(Collected data entries)
__________________________________________________

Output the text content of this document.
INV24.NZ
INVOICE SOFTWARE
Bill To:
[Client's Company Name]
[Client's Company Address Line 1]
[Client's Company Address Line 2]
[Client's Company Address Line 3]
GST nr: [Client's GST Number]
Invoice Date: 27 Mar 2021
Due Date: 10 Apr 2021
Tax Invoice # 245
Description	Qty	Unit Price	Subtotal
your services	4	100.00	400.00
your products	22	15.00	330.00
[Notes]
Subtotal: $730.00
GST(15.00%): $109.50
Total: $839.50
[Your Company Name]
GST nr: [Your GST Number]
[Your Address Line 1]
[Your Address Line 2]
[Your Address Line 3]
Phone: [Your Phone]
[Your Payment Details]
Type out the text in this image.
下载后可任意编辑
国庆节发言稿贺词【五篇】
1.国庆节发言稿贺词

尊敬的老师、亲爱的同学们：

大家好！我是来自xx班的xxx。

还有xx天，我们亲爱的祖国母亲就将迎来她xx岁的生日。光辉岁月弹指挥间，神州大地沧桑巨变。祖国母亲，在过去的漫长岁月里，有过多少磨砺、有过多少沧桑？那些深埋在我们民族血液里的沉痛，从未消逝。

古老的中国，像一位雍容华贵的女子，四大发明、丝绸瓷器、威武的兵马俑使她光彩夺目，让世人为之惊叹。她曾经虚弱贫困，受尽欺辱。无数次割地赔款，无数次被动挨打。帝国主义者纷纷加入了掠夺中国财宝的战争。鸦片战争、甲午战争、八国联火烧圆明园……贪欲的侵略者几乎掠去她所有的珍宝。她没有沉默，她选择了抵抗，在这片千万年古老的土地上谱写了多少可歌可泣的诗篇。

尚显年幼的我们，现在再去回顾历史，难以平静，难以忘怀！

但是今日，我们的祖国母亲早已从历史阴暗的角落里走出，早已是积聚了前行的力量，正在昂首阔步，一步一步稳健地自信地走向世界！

__________________________________________________

Given task -
From the line containing "Type out the text in this image." down to the last line, reproduce the records exactly. Include both ends.

Task output -
Type out the text in this image.
下载后可任意编辑
国庆节发言稿贺词【五篇】
1.国庆节发言稿贺词

尊敬的老师、亲爱的同学们：

大家好！我是来自xx班的xxx。

还有xx天，我们亲爱的祖国母亲就将迎来她xx岁的生日。光辉岁月弹指挥间，神州大地沧桑巨变。祖国母亲，在过去的漫长岁月里，有过多少磨砺、有过多少沧桑？那些深埋在我们民族血液里的沉痛，从未消逝。

古老的中国，像一位雍容华贵的女子，四大发明、丝绸瓷器、威武的兵马俑使她光彩夺目，让世人为之惊叹。她曾经虚弱贫困，受尽欺辱。无数次割地赔款，无数次被动挨打。帝国主义者纷纷加入了掠夺中国财宝的战争。鸦片战争、甲午战争、八国联火烧圆明园……贪欲的侵略者几乎掠去她所有的珍宝。她没有沉默，她选择了抵抗，在这片千万年古老的土地上谱写了多少可歌可泣的诗篇。

尚显年幼的我们，现在再去回顾历史，难以平静，难以忘怀！

但是今日，我们的祖国母亲早已从历史阴暗的角落里走出，早已是积聚了前行的力量，正在昂首阔步，一步一步稳健地自信地走向世界！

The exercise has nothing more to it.